» **TASK TO COMPLETE**:
Report only how many lines hold the word "radial".
##########
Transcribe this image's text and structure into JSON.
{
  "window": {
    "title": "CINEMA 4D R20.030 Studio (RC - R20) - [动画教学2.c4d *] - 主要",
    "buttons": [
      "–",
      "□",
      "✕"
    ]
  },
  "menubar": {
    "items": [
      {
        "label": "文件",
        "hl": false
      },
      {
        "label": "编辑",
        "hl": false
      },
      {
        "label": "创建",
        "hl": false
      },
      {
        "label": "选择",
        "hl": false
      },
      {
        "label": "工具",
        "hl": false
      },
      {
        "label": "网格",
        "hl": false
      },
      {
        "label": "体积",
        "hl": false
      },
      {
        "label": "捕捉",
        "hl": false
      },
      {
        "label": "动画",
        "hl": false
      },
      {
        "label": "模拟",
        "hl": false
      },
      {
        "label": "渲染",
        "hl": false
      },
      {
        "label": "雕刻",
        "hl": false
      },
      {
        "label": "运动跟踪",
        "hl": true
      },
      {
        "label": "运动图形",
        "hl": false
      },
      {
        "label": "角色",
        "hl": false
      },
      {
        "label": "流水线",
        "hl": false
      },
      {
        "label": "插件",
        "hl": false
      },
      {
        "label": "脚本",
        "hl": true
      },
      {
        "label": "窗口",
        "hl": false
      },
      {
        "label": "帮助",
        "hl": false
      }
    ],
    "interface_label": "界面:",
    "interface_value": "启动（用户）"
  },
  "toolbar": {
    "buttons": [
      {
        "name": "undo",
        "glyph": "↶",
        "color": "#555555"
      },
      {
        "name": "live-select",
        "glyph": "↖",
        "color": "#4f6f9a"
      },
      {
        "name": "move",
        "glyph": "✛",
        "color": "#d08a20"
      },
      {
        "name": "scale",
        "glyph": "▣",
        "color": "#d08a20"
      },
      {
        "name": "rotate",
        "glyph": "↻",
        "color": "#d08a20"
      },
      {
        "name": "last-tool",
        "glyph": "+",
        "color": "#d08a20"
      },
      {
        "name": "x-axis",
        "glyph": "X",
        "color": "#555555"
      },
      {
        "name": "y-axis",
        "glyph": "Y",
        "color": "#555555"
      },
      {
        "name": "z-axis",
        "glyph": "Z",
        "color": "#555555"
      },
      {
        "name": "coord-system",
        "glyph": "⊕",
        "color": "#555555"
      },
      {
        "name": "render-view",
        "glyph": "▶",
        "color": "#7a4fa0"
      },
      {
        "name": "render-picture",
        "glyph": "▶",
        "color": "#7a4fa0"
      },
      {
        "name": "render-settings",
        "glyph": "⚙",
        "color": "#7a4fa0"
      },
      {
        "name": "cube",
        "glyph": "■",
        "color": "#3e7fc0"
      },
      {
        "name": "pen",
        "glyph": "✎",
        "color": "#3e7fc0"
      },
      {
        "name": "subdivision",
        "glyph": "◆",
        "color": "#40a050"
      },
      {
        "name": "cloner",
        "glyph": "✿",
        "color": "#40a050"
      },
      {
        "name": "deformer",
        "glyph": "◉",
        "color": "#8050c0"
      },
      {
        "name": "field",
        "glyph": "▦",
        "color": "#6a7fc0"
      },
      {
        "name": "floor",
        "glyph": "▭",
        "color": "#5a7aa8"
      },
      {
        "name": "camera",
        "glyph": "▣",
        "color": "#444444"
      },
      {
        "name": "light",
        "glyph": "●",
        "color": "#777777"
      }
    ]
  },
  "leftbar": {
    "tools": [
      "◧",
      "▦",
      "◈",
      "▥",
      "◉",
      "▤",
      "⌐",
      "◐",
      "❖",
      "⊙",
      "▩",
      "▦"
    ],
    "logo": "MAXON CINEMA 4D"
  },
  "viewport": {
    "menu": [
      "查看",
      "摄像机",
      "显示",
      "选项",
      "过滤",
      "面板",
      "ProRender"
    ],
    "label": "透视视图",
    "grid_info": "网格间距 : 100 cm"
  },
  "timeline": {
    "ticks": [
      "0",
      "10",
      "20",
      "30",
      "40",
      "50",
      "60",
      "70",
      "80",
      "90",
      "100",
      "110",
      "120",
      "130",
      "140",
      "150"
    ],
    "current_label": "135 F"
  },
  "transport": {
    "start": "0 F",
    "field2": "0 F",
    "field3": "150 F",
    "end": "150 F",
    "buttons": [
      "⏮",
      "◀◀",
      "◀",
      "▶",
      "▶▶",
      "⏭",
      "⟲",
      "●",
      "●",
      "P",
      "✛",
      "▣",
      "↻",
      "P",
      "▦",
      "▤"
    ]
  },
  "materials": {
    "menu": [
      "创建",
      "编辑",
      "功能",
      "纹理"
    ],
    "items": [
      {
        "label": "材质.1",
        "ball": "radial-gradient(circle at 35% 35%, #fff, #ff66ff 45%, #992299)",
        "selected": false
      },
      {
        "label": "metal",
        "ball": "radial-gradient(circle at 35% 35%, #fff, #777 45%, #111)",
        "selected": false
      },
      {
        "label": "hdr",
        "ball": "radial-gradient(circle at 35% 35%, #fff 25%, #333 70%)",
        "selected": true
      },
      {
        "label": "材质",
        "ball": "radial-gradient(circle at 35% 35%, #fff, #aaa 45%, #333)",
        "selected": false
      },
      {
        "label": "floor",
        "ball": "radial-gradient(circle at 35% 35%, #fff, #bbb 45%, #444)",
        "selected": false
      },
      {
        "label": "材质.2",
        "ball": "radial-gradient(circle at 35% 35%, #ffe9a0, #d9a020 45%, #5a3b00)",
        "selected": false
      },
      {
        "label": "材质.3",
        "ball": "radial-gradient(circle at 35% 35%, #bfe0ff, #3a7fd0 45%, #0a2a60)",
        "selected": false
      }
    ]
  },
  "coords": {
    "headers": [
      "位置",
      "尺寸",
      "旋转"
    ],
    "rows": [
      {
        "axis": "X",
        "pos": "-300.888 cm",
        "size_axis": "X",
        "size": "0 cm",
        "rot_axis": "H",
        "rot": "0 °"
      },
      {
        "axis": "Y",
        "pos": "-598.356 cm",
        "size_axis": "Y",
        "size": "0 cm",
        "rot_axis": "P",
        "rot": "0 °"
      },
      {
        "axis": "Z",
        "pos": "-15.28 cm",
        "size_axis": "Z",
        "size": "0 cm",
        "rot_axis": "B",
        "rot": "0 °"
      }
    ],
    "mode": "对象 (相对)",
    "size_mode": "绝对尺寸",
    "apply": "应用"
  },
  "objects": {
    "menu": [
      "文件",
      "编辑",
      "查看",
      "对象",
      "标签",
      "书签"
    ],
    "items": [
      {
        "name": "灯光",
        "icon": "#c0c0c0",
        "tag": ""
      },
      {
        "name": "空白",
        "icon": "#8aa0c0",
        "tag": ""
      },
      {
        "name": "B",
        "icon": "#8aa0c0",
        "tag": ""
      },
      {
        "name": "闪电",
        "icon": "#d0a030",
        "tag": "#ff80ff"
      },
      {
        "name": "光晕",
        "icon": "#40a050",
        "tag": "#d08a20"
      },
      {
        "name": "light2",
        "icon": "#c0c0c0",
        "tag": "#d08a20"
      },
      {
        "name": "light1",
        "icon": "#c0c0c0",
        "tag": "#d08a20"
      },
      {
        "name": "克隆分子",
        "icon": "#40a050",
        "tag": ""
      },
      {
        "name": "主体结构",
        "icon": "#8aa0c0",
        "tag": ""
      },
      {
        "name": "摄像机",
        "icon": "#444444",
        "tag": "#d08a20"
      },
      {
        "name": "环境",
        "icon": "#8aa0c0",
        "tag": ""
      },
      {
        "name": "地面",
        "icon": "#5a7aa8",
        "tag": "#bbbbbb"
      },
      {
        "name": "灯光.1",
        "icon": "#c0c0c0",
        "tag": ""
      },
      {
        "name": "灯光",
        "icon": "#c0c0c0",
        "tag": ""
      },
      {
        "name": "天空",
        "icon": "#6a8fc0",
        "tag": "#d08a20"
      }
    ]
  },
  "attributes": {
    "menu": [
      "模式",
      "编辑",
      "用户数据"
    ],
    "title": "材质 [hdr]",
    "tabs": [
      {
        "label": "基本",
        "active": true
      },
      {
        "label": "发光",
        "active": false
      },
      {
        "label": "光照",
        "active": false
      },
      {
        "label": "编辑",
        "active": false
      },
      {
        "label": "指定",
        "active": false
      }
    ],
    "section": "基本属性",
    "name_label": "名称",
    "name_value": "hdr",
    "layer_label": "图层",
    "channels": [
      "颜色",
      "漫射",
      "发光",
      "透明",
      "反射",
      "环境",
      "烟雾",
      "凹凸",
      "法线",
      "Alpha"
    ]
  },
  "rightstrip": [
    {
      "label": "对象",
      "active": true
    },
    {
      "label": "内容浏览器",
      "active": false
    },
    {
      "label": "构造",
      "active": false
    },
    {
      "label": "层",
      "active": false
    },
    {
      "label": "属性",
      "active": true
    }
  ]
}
##########
» **ANSWER FOR THE TASK**:
7